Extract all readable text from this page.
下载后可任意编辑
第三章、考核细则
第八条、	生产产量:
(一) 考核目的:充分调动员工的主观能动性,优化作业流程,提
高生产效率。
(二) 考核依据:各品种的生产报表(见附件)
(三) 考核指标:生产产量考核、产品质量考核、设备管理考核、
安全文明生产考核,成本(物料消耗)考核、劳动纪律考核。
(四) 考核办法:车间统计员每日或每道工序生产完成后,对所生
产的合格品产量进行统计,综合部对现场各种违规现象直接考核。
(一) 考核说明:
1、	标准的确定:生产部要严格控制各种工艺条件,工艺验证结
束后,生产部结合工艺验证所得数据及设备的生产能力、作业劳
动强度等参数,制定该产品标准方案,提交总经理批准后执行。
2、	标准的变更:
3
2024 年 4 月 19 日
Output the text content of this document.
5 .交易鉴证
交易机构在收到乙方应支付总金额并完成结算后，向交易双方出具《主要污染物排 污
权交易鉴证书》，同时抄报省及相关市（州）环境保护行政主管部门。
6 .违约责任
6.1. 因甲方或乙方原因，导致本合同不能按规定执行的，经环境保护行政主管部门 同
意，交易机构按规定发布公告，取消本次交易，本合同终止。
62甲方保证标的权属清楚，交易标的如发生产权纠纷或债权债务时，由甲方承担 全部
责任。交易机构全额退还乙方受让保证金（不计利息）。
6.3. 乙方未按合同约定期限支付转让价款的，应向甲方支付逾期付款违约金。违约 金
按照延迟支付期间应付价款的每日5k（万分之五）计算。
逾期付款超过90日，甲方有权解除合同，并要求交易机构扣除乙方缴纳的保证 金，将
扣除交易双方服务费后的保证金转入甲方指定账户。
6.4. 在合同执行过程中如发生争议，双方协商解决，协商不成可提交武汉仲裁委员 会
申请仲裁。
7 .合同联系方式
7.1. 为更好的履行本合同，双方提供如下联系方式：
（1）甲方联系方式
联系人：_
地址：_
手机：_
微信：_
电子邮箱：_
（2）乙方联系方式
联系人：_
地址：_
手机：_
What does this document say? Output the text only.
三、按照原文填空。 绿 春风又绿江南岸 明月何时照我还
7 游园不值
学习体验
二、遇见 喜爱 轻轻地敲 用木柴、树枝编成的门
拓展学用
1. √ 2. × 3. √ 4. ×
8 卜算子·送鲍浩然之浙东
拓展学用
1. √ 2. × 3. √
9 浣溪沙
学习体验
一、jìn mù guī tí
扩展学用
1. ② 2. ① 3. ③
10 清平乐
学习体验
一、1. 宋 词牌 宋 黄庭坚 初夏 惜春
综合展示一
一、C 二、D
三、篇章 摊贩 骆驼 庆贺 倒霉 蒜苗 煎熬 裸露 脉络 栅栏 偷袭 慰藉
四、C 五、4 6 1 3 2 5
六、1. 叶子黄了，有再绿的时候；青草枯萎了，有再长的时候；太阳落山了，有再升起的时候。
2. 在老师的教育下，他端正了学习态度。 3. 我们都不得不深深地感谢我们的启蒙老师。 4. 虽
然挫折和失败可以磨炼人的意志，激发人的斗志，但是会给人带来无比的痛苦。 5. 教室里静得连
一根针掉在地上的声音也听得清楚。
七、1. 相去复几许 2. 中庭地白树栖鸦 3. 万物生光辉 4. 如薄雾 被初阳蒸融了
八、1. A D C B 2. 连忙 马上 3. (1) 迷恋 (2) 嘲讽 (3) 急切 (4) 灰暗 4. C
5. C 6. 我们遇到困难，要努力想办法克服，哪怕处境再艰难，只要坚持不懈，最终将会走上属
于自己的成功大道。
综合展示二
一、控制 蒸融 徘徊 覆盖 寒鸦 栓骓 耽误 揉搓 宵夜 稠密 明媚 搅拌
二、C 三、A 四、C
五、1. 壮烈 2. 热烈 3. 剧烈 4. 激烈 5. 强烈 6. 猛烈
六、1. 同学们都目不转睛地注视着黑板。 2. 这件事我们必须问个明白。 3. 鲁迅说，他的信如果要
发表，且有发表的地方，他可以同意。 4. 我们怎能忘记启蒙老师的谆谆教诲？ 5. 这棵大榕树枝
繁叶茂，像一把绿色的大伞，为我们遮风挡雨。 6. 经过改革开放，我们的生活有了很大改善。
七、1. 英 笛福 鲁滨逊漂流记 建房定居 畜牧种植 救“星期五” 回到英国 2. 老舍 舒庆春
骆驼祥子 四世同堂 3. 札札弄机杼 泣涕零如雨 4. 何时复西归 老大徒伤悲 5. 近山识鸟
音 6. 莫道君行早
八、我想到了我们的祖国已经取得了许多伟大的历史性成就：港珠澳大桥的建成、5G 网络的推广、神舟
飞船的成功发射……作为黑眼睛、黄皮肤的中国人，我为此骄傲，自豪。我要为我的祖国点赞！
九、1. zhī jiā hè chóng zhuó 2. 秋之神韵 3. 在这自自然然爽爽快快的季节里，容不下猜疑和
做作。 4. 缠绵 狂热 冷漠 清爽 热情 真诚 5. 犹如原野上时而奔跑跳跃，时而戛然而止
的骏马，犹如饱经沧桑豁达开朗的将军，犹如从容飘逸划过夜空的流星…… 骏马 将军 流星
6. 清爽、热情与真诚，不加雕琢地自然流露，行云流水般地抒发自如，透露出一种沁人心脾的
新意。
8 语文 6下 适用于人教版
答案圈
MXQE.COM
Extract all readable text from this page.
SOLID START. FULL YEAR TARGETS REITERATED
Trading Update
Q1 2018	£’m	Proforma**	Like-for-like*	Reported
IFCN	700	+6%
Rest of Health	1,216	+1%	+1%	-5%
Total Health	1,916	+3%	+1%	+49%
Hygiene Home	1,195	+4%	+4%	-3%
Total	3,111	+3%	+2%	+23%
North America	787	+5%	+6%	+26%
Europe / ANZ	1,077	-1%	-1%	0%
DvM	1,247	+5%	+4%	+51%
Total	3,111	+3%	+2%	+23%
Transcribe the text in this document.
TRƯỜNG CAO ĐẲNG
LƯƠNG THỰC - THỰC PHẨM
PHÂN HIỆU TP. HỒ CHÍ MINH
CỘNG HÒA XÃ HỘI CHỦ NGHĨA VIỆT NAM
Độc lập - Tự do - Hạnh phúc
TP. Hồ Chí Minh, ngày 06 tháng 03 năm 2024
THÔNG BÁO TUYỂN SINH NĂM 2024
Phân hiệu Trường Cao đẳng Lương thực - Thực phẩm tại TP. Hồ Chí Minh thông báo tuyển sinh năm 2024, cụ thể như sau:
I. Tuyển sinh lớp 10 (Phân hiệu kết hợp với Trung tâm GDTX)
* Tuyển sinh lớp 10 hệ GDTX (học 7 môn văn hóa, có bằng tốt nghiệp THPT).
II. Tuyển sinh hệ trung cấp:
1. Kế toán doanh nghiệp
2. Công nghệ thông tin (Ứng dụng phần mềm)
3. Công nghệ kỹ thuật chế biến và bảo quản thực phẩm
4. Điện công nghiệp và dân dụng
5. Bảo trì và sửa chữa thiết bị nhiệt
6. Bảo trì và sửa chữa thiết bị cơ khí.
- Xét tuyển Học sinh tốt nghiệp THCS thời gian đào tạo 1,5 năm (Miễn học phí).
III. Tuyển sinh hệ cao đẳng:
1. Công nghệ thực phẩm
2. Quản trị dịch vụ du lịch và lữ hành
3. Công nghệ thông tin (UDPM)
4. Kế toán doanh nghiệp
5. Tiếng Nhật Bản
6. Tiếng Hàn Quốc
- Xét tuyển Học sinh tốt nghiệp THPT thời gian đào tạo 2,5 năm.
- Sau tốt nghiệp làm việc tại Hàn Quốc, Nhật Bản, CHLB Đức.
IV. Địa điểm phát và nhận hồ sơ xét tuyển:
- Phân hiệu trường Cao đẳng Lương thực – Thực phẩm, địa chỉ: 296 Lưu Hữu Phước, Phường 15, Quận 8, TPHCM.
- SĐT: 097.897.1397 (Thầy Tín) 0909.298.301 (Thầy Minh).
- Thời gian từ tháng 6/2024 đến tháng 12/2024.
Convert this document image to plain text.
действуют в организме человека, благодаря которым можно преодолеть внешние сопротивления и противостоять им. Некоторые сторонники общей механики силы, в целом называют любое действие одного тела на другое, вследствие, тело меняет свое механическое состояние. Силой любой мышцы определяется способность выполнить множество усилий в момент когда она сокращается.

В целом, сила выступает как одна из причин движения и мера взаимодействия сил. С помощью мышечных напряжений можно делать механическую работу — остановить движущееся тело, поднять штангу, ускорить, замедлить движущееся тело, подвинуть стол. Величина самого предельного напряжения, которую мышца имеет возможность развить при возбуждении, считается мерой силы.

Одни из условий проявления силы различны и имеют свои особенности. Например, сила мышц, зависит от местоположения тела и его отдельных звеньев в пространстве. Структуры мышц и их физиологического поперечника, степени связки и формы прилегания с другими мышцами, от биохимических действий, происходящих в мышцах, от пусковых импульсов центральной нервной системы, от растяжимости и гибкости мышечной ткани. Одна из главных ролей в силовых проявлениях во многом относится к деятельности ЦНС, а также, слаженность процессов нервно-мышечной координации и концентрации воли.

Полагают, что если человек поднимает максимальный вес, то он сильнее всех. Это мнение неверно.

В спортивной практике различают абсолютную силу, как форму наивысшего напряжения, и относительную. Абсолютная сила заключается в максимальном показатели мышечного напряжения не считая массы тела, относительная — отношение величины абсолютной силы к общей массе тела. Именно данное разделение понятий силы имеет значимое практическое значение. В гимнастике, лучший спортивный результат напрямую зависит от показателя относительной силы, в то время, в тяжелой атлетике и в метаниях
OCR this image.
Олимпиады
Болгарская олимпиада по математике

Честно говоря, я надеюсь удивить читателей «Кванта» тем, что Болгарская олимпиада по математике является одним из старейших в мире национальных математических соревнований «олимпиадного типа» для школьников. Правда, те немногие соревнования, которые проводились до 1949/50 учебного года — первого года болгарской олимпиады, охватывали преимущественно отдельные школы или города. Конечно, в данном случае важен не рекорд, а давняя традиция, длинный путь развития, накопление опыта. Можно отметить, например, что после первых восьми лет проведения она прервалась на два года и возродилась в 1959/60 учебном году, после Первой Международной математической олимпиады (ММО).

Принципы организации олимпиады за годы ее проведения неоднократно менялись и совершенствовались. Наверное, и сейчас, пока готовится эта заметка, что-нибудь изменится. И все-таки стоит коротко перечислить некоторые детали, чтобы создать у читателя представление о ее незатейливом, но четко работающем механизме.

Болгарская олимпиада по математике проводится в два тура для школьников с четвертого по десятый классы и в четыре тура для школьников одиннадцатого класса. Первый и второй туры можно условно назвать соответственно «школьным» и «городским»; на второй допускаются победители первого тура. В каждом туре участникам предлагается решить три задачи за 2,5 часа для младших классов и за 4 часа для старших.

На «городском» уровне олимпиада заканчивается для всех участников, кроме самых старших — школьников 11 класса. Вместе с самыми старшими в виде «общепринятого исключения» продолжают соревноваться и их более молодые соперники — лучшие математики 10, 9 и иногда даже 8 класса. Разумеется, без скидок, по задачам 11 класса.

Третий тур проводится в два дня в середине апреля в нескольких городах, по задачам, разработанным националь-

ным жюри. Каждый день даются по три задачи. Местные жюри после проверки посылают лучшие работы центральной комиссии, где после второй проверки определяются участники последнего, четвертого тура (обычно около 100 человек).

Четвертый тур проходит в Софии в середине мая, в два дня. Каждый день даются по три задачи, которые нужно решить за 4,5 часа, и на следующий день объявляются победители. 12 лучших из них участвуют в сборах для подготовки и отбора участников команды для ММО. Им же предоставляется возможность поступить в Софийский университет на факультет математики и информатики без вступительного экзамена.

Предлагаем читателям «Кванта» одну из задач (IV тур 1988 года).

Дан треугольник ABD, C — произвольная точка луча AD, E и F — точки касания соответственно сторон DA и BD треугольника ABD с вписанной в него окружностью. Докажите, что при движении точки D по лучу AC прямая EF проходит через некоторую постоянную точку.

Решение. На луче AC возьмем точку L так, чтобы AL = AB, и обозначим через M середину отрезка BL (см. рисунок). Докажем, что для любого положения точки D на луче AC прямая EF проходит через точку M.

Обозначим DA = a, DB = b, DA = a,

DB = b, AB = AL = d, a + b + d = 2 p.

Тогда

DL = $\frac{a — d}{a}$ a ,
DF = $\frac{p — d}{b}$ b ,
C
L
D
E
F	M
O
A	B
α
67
□ □ □ □ □ □ □
*Problem details*: Copy every line of the listing that contains the word "задачам".

*Result below*:
На «городском» уровне олимпиада заканчивается для всех участников, кроме самых старших — школьников 11 класса. Вместе с самыми старшими в виде «общепринятого исключения» продолжают соревноваться и их более молодые соперники — лучшие математики 10, 9 и иногда даже 8 класса. Разумеется, без скидок, по задачам 11 класса.
Третий тур проводится в два дня в середине апреля в нескольких городах, по задачам, разработанным националь-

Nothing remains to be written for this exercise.